▸ **Task prompt**
Reproduce every entry below precisely. Pictures are excluded from the copy.

##### Records provided #####

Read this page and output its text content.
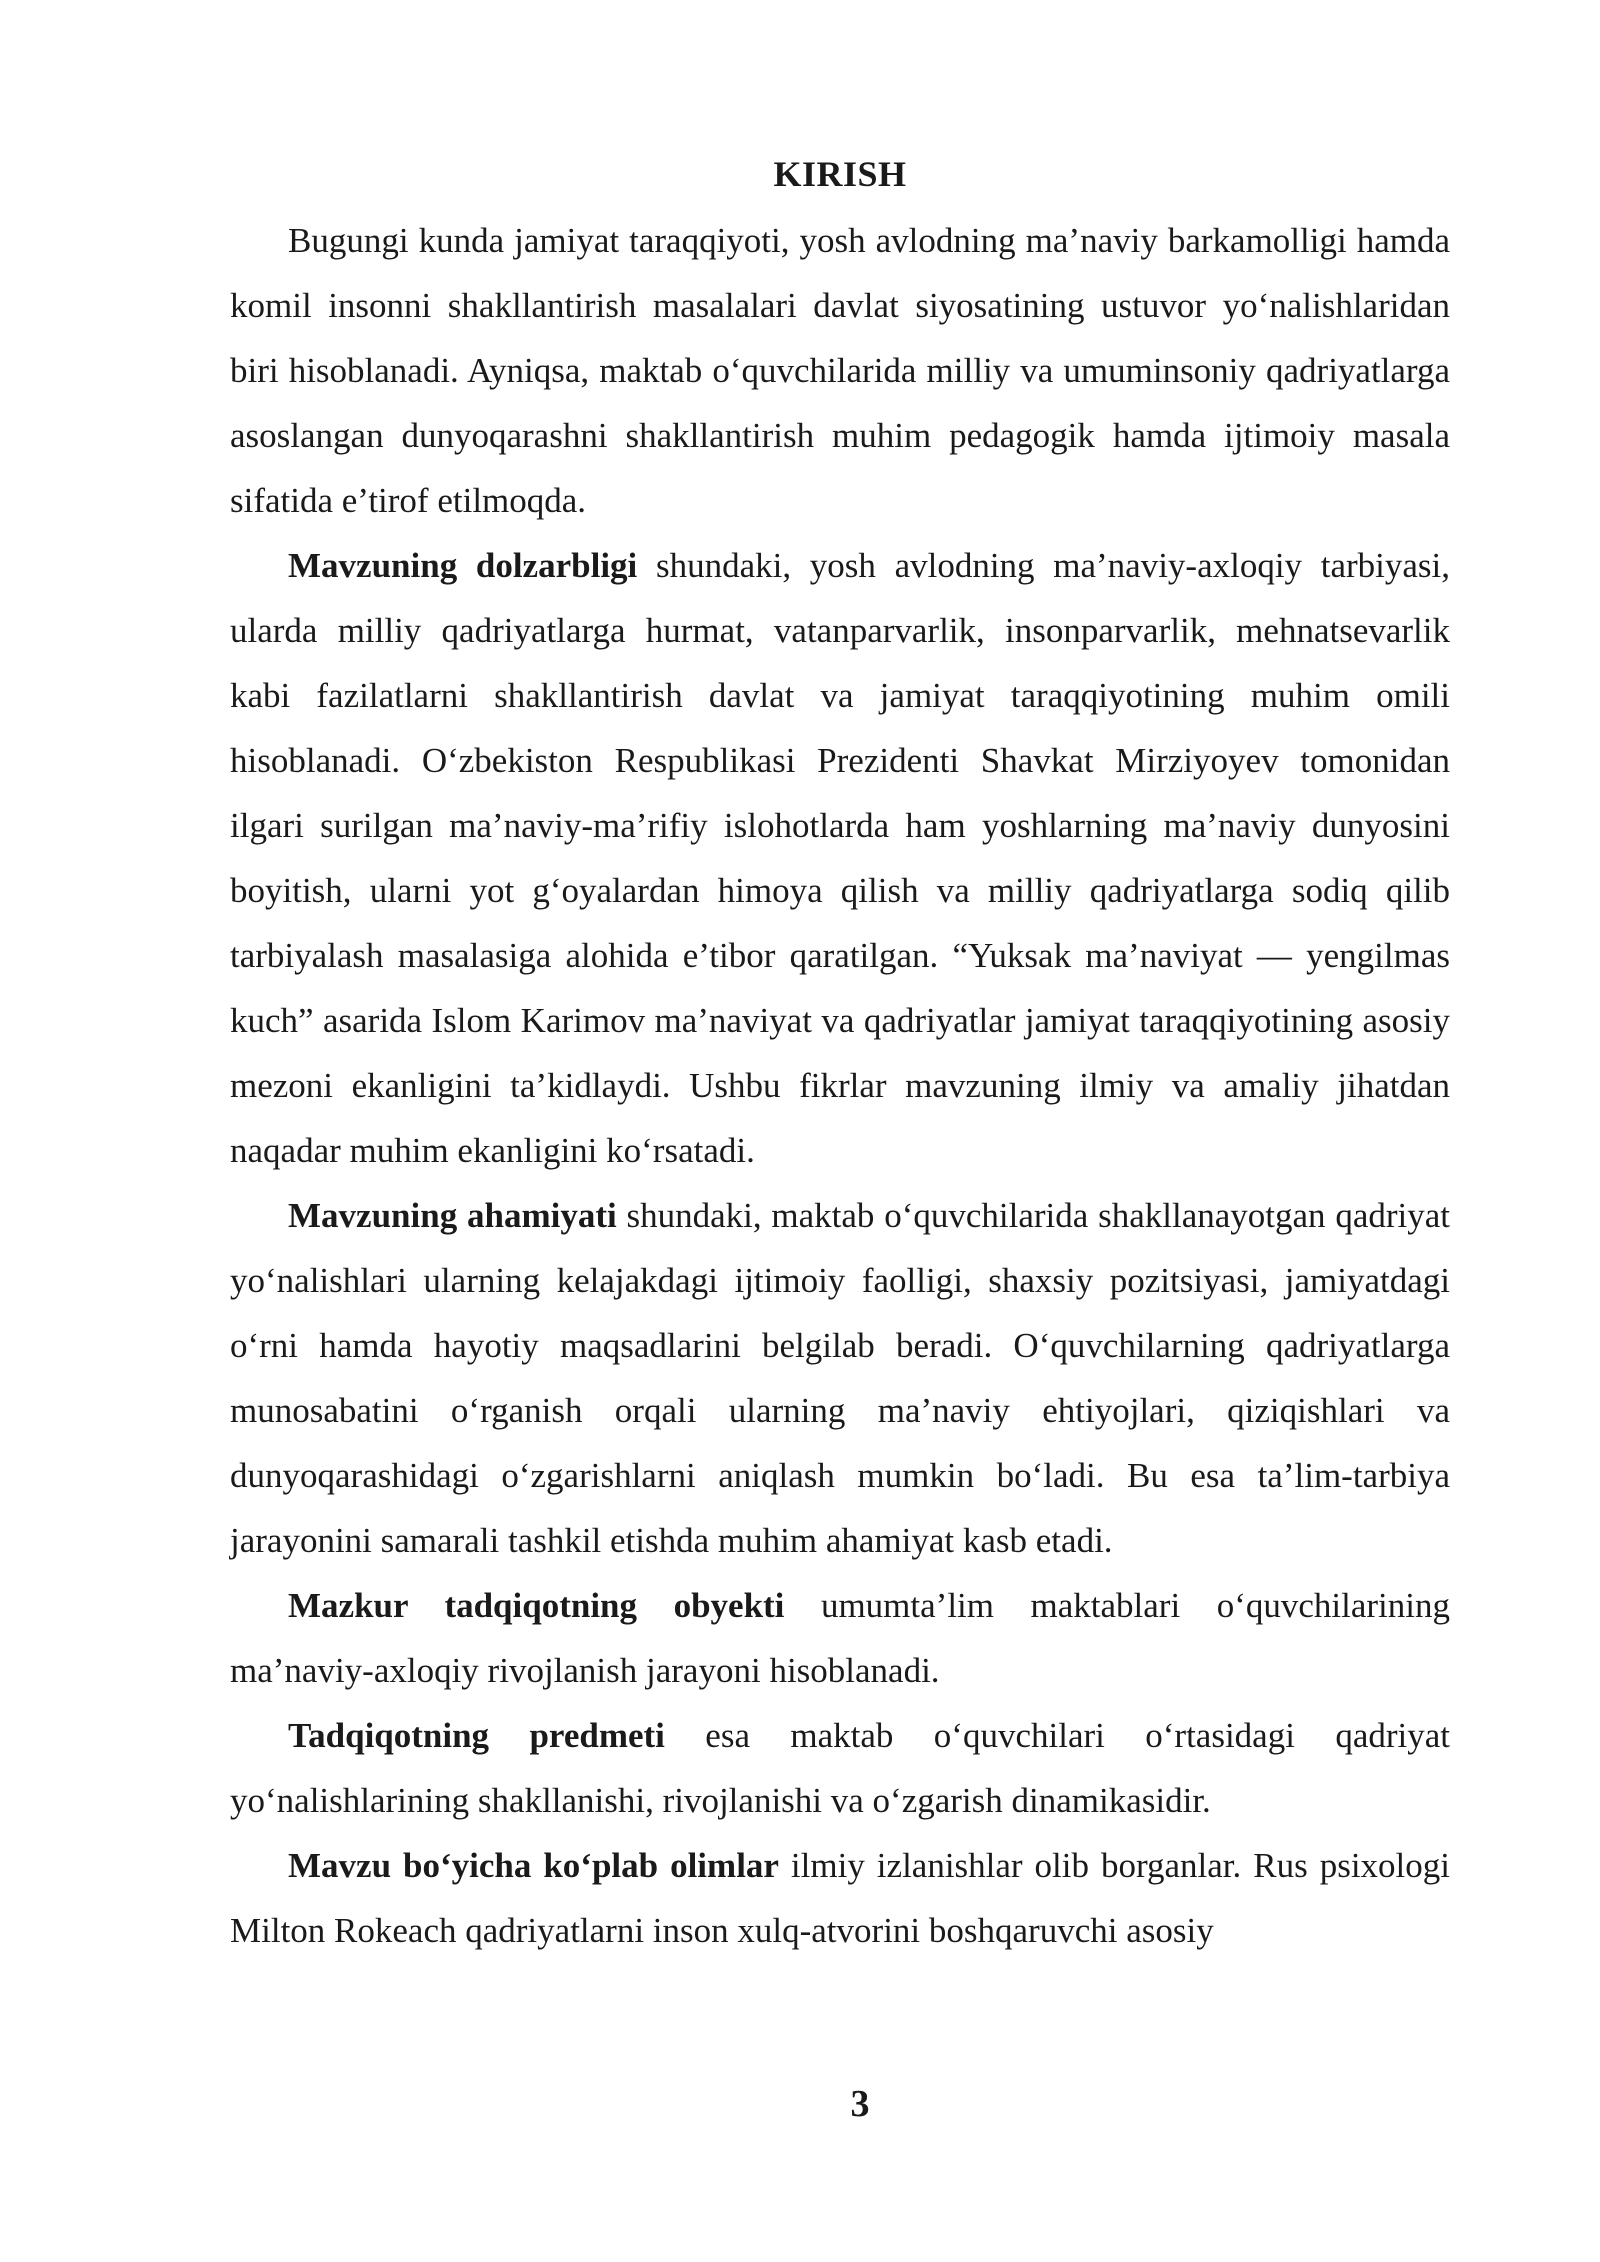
KIRISH

Bugungi kunda jamiyat taraqqiyoti, yosh avlodning ma’naviy barkamolligi hamda komil insonni shakllantirish masalalari davlat siyosatining ustuvor yo‘nalishlaridan biri hisoblanadi. Ayniqsa, maktab o‘quvchilarida milliy va umuminsoniy qadriyatlarga asoslangan dunyoqarashni shakllantirish muhim pedagogik hamda ijtimoiy masala sifatida e’tirof etilmoqda.

Mavzuning dolzarbligi shundaki, yosh avlodning ma’naviy-axloqiy tarbiyasi, ularda milliy qadriyatlarga hurmat, vatanparvarlik, insonparvarlik, mehnatsevarlik kabi fazilatlarni shakllantirish davlat va jamiyat taraqqiyotining muhim omili hisoblanadi. O‘zbekiston Respublikasi Prezidenti Shavkat Mirziyoyev tomonidan ilgari surilgan ma’naviy-ma’rifiy islohotlarda ham yoshlarning ma’naviy dunyosini boyitish, ularni yot g‘oyalardan himoya qilish va milliy qadriyatlarga sodiq qilib tarbiyalash masalasiga alohida e’tibor qaratilgan. “Yuksak ma’naviyat — yengilmas kuch” asarida Islom Karimov ma’naviyat va qadriyatlar jamiyat taraqqiyotining asosiy mezoni ekanligini ta’kidlaydi. Ushbu fikrlar mavzuning ilmiy va amaliy jihatdan naqadar muhim ekanligini ko‘rsatadi.

Mavzuning ahamiyati shundaki, maktab o‘quvchilarida shakllanayotgan qadriyat yo‘nalishlari ularning kelajakdagi ijtimoiy faolligi, shaxsiy pozitsiyasi, jamiyatdagi o‘rni hamda hayotiy maqsadlarini belgilab beradi. O‘quvchilarning qadriyatlarga munosabatini o‘rganish orqali ularning ma’naviy ehtiyojlari, qiziqishlari va dunyoqarashidagi o‘zgarishlarni aniqlash mumkin bo‘ladi. Bu esa ta’lim-tarbiya jarayonini samarali tashkil etishda muhim ahamiyat kasb etadi.

Mazkur tadqiqotning obyekti umumta’lim maktablari o‘quvchilarining ma’naviy-axloqiy rivojlanish jarayoni hisoblanadi.

Tadqiqotning predmeti esa maktab o‘quvchilari o‘rtasidagi qadriyat yo‘nalishlarining shakllanishi, rivojlanishi va o‘zgarish dinamikasidir.

Mavzu bo‘yicha ko‘plab olimlar ilmiy izlanishlar olib borganlar. Rus psixologi Milton Rokeach qadriyatlarni inson xulq-atvorini boshqaruvchi asosiy

3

#####

▸ **Result for this task**
Read this page and output its text content.
KIRISH

Bugungi kunda jamiyat taraqqiyoti, yosh avlodning ma’naviy barkamolligi hamda komil insonni shakllantirish masalalari davlat siyosatining ustuvor yo‘nalishlaridan biri hisoblanadi. Ayniqsa, maktab o‘quvchilarida milliy va umuminsoniy qadriyatlarga asoslangan dunyoqarashni shakllantirish muhim pedagogik hamda ijtimoiy masala sifatida e’tirof etilmoqda.

Mavzuning dolzarbligi shundaki, yosh avlodning ma’naviy-axloqiy tarbiyasi, ularda milliy qadriyatlarga hurmat, vatanparvarlik, insonparvarlik, mehnatsevarlik kabi fazilatlarni shakllantirish davlat va jamiyat taraqqiyotining muhim omili hisoblanadi. O‘zbekiston Respublikasi Prezidenti Shavkat Mirziyoyev tomonidan ilgari surilgan ma’naviy-ma’rifiy islohotlarda ham yoshlarning ma’naviy dunyosini boyitish, ularni yot g‘oyalardan himoya qilish va milliy qadriyatlarga sodiq qilib tarbiyalash masalasiga alohida e’tibor qaratilgan. “Yuksak ma’naviyat — yengilmas kuch” asarida Islom Karimov ma’naviyat va qadriyatlar jamiyat taraqqiyotining asosiy mezoni ekanligini ta’kidlaydi. Ushbu fikrlar mavzuning ilmiy va amaliy jihatdan naqadar muhim ekanligini ko‘rsatadi.

Mavzuning ahamiyati shundaki, maktab o‘quvchilarida shakllanayotgan qadriyat yo‘nalishlari ularning kelajakdagi ijtimoiy faolligi, shaxsiy pozitsiyasi, jamiyatdagi o‘rni hamda hayotiy maqsadlarini belgilab beradi. O‘quvchilarning qadriyatlarga munosabatini o‘rganish orqali ularning ma’naviy ehtiyojlari, qiziqishlari va dunyoqarashidagi o‘zgarishlarni aniqlash mumkin bo‘ladi. Bu esa ta’lim-tarbiya jarayonini samarali tashkil etishda muhim ahamiyat kasb etadi.

Mazkur tadqiqotning obyekti umumta’lim maktablari o‘quvchilarining ma’naviy-axloqiy rivojlanish jarayoni hisoblanadi.

Tadqiqotning predmeti esa maktab o‘quvchilari o‘rtasidagi qadriyat yo‘nalishlarining shakllanishi, rivojlanishi va o‘zgarish dinamikasidir.

Mavzu bo‘yicha ko‘plab olimlar ilmiy izlanishlar olib borganlar. Rus psixologi Milton Rokeach qadriyatlarni inson xulq-atvorini boshqaruvchi asosiy

3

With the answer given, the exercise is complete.